» What to produce:
How many lines in this material include the string "Mail"? Answer with the number and nothing further.

[begin Data supplied]

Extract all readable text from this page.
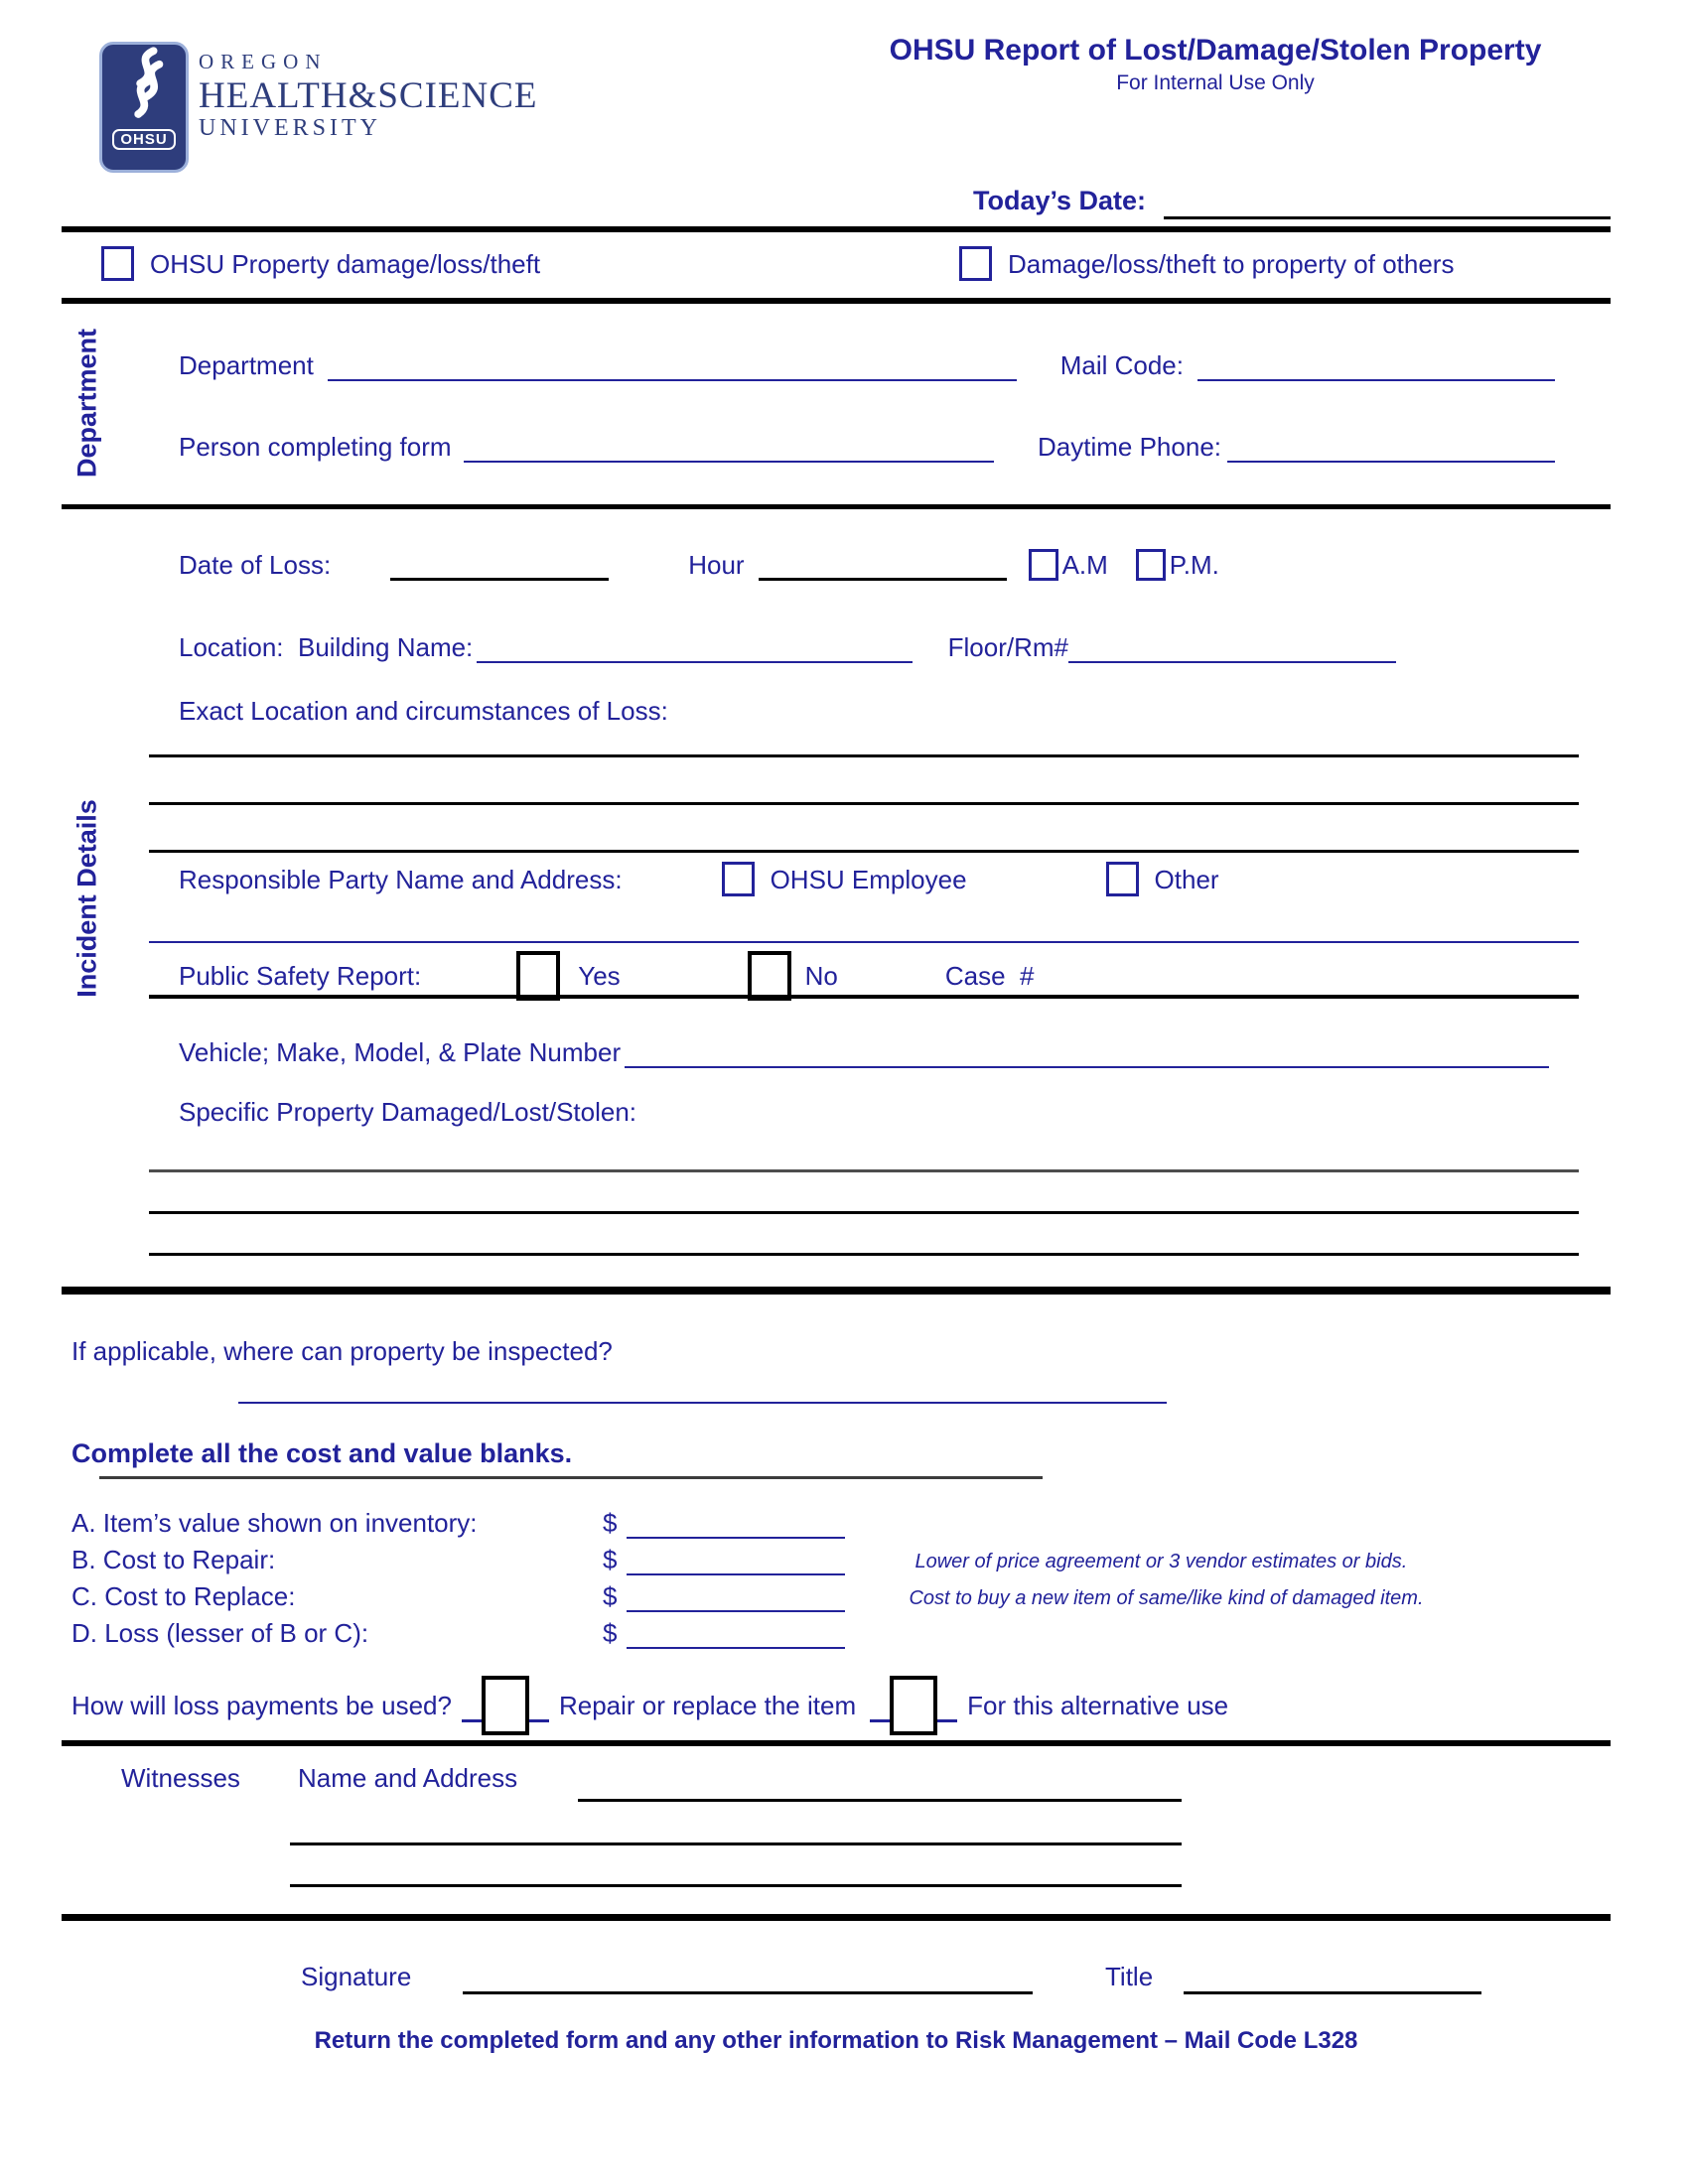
OHSU
OREGON
HEALTH&SCIENCE
UNIVERSITY
OHSU Report of Lost/Damage/Stolen Property
For Internal Use Only
Today’s Date:
OHSU Property damage/loss/theft	Damage/loss/theft to property of others
Department	Department	Mail Code:
Person completing form	Daytime Phone:
Incident Details
Date of Loss:	Hour	A.M P.M.
Location:  Building Name:	Floor/Rm#
Exact Location and circumstances of Loss:
Responsible Party Name and Address:	OHSU Employee	Other
Public Safety Report:	Yes	No	Case  #
Vehicle; Make, Model, & Plate Number
Specific Property Damaged/Lost/Stolen:
If applicable, where can property be inspected?
Complete all the cost and value blanks.
A. Item’s value shown on inventory:	$
B. Cost to Repair:	$	Lower of price agreement or 3 vendor estimates or bids.
C. Cost to Replace:	$	Cost to buy a new item of same/like kind of damaged item.
D. Loss (lesser of B or C):	$
How will loss payments be used?	Repair or replace the item	For this alternative use
Witnesses Name and Address
Signature	Title
Return the completed form and any other information to Risk Management – Mail Code L328
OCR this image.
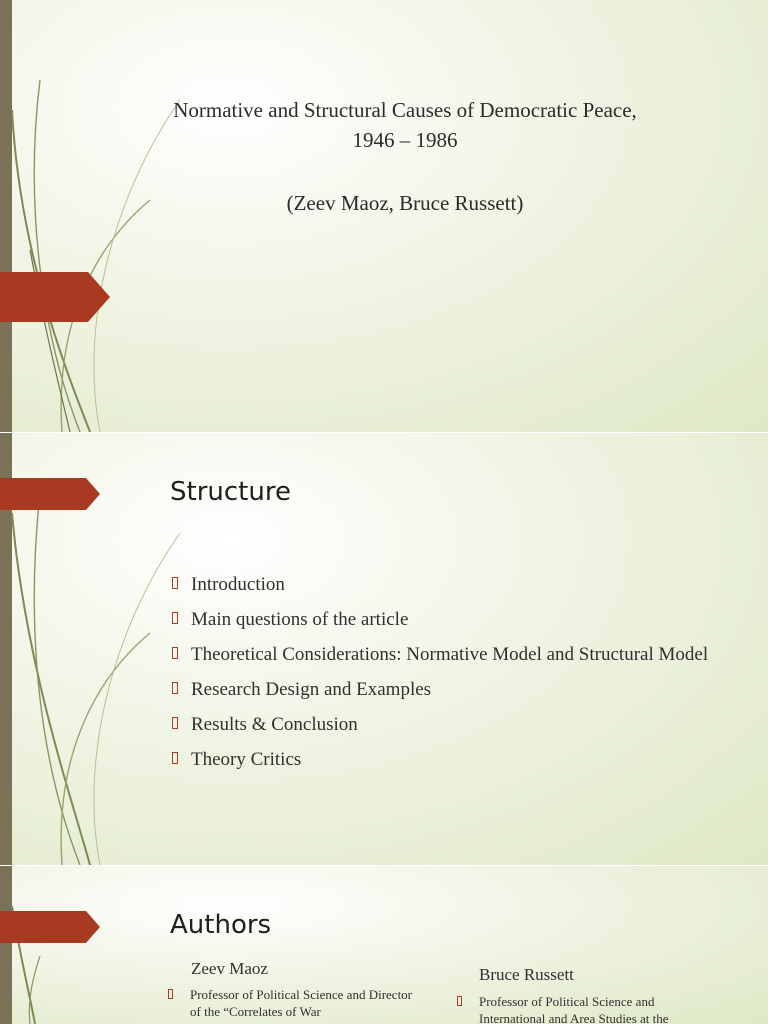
Normative and Structural Causes of Democratic Peace,
1946 – 1986
(Zeev Maoz, Bruce Russett)
Structure
Introduction
Main questions of the article
Theoretical Considerations: Normative Model and Structural Model
Research Design and Examples
Results & Conclusion
Theory Critics
Authors
Zeev Maoz
Professor of Political Science and Director of the “Correlates of War
Bruce Russett
Professor of Political Science and International and Area Studies at the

[end Data supplied]

» The answer:
2